## [THE REQUEST]
Of all the lines in the records, how many hold the word "left"? Answer with the number only.

## [DATA]
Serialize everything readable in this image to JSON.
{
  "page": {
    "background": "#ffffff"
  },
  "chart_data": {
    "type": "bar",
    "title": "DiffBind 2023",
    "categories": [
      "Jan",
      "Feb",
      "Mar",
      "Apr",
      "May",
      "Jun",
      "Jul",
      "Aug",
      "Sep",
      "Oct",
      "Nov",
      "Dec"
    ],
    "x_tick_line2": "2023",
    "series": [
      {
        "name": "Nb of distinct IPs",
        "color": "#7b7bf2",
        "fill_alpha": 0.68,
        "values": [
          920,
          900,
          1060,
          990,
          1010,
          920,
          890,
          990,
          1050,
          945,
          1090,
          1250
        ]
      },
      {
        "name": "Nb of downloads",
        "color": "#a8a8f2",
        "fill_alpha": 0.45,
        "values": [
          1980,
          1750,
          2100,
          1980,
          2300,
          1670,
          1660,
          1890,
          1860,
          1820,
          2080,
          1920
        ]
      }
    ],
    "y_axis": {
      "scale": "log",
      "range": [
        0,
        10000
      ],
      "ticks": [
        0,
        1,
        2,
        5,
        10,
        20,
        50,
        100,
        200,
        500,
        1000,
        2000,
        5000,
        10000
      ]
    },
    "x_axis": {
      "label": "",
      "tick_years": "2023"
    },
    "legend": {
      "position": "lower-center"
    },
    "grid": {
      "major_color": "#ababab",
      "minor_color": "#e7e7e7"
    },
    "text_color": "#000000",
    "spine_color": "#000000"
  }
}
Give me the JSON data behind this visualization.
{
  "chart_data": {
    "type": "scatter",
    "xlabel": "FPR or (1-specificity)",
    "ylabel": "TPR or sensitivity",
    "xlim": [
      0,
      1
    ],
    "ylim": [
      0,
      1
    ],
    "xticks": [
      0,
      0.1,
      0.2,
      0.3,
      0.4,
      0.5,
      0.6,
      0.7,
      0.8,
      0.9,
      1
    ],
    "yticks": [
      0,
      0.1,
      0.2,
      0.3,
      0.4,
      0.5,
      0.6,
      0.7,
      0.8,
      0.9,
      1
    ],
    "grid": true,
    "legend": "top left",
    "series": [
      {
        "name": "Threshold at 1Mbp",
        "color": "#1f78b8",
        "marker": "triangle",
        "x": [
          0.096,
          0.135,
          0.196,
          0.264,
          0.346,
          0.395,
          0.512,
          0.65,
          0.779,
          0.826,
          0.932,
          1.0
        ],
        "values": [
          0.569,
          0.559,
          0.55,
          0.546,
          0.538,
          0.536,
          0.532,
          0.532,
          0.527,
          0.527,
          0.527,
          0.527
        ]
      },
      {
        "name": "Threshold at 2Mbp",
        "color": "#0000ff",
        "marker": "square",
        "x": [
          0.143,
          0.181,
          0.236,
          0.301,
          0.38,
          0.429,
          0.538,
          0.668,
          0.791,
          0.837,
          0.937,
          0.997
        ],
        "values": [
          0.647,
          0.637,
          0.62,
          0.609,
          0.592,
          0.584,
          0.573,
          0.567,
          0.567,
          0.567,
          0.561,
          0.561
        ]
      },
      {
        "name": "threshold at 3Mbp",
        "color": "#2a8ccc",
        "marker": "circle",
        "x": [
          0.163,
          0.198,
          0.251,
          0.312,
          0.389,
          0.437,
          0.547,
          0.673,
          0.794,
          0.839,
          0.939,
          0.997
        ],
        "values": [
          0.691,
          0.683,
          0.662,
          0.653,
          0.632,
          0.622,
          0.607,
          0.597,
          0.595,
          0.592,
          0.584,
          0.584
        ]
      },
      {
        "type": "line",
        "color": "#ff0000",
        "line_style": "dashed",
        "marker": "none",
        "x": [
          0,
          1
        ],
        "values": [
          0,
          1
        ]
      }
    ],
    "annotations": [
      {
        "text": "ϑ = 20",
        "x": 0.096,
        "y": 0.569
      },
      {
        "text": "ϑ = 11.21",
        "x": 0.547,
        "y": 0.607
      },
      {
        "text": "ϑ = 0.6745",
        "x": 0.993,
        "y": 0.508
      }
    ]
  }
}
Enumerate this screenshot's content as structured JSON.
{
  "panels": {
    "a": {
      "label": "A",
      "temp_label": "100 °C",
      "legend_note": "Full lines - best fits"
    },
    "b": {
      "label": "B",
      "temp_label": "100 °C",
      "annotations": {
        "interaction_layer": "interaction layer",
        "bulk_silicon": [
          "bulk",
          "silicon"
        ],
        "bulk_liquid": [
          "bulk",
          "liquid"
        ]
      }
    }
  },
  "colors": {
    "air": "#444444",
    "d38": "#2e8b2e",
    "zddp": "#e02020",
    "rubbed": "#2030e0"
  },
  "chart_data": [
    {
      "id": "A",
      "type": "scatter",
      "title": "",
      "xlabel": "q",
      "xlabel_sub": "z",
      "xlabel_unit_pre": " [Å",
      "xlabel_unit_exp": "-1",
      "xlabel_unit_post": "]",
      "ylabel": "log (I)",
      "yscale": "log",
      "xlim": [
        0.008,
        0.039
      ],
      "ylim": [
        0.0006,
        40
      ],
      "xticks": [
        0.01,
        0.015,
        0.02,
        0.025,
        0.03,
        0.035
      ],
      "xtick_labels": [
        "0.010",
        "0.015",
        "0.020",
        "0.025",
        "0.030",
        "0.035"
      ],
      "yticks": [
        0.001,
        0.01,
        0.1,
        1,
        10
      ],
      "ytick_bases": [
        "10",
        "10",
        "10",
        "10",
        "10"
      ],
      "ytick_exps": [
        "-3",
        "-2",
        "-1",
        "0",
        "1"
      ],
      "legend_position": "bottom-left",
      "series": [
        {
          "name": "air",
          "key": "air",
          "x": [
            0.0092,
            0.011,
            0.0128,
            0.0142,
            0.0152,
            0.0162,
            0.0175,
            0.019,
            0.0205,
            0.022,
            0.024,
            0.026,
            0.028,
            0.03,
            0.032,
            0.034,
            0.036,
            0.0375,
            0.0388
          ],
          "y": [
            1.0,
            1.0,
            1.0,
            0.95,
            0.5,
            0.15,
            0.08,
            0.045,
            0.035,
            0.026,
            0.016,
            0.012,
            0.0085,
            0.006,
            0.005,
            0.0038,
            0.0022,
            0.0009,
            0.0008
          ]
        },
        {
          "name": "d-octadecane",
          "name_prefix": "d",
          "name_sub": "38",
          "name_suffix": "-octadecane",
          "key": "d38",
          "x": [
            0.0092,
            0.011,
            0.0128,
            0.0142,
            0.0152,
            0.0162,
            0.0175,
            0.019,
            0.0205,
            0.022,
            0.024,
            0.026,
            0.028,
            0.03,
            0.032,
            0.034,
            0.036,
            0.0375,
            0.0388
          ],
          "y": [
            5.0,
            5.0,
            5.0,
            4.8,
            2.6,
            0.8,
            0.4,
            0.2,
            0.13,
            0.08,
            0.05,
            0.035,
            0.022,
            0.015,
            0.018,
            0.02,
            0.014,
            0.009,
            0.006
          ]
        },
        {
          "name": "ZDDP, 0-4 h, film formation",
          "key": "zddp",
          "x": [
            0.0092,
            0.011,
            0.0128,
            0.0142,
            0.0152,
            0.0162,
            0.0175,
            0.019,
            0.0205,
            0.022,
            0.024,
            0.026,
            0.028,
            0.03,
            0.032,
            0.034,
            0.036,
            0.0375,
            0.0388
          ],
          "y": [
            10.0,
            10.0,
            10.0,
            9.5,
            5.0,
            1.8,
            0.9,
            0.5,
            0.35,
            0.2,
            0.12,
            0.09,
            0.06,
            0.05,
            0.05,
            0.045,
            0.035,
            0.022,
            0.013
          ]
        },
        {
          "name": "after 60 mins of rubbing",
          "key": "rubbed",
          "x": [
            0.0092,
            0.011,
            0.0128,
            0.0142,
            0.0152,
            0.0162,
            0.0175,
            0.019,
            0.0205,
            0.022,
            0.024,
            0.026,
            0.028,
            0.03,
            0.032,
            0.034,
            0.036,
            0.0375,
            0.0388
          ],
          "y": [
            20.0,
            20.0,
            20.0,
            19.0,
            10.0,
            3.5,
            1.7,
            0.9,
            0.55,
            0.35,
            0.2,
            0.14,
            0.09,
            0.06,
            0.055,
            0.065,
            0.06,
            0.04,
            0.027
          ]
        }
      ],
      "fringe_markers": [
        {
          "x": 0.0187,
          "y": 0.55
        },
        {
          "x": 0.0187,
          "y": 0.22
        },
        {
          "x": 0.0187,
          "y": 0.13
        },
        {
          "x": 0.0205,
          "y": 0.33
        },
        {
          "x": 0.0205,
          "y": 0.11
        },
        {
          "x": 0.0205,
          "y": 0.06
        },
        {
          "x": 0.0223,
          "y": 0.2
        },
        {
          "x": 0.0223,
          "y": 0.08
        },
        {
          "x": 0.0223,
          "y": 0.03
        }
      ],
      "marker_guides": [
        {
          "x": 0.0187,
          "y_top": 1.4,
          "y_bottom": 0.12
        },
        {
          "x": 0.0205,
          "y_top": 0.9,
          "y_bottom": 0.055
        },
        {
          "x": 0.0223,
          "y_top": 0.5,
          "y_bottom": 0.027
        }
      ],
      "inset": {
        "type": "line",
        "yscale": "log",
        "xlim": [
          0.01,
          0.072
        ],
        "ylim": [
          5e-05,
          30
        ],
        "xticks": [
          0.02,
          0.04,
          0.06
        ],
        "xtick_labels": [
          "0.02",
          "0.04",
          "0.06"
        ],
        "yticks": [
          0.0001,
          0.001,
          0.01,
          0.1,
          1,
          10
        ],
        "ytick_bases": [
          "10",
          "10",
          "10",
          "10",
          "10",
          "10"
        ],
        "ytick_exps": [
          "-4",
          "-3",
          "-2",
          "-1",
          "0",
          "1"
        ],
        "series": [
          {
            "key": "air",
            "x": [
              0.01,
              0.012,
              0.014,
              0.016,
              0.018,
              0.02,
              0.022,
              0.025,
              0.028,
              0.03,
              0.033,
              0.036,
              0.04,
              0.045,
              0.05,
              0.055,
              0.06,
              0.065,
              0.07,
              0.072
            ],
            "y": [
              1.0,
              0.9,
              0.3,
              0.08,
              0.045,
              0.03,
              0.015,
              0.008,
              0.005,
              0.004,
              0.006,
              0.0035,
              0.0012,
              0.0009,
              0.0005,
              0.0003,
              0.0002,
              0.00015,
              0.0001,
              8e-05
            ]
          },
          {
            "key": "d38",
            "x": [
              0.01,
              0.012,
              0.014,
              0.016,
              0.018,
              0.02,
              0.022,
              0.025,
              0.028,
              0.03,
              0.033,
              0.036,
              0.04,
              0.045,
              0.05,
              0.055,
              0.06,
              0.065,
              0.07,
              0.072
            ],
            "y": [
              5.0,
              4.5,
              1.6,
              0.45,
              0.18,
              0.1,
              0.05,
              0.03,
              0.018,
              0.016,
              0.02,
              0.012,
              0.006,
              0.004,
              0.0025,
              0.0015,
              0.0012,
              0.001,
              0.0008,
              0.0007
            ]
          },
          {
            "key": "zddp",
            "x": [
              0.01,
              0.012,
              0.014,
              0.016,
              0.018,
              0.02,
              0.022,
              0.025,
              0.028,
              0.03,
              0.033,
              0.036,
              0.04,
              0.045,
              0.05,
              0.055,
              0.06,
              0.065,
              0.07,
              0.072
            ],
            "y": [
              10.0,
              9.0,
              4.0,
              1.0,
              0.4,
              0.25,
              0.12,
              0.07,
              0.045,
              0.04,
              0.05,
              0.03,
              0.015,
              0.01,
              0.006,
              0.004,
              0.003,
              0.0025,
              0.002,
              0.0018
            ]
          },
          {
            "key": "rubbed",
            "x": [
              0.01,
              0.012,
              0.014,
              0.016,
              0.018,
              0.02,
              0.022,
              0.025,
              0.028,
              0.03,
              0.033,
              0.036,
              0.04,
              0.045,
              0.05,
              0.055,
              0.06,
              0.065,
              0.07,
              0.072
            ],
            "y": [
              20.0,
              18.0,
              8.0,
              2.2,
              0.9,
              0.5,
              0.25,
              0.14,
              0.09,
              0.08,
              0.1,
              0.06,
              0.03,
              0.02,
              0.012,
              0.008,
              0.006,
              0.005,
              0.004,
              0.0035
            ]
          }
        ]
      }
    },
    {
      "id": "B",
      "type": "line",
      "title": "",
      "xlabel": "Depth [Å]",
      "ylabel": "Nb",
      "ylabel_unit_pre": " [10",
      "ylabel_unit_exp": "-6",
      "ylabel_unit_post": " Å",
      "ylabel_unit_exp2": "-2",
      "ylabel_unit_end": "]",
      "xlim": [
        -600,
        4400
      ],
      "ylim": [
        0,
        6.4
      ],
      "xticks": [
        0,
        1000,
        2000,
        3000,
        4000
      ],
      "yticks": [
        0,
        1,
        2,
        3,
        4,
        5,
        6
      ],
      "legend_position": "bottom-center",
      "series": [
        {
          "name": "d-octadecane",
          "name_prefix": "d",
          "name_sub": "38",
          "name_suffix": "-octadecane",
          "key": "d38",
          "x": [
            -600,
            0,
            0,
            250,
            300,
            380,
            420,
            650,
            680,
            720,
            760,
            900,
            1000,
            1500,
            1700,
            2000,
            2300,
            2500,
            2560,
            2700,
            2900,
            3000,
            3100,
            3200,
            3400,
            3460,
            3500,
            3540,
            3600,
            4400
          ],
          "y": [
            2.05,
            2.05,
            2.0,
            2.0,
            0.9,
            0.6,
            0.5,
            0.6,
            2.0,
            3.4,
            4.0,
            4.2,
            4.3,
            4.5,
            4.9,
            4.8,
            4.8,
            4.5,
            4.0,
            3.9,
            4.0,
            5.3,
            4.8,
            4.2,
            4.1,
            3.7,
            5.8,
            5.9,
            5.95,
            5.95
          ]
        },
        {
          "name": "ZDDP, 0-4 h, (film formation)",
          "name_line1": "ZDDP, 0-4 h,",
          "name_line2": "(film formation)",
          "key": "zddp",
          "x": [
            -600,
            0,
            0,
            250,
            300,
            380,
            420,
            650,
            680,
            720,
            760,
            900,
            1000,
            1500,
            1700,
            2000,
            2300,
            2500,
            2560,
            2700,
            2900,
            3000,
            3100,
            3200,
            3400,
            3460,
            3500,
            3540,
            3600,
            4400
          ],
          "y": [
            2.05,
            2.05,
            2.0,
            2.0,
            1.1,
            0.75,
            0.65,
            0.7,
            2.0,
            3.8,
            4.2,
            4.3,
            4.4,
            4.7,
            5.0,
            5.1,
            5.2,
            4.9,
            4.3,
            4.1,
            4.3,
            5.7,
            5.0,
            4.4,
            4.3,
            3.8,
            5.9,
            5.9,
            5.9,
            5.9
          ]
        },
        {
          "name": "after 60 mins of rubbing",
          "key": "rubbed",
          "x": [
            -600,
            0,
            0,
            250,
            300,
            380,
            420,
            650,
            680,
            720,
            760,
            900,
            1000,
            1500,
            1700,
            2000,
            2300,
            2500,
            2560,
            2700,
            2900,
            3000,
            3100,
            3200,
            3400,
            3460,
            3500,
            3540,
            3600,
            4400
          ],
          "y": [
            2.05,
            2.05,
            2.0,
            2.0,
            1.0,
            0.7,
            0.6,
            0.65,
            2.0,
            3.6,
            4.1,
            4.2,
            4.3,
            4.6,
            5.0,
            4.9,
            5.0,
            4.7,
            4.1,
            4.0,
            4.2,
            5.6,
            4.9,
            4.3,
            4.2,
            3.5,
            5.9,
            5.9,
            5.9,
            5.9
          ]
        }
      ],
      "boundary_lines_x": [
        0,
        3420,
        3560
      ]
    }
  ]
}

## [ANSWER TO THE EXERCISE]
2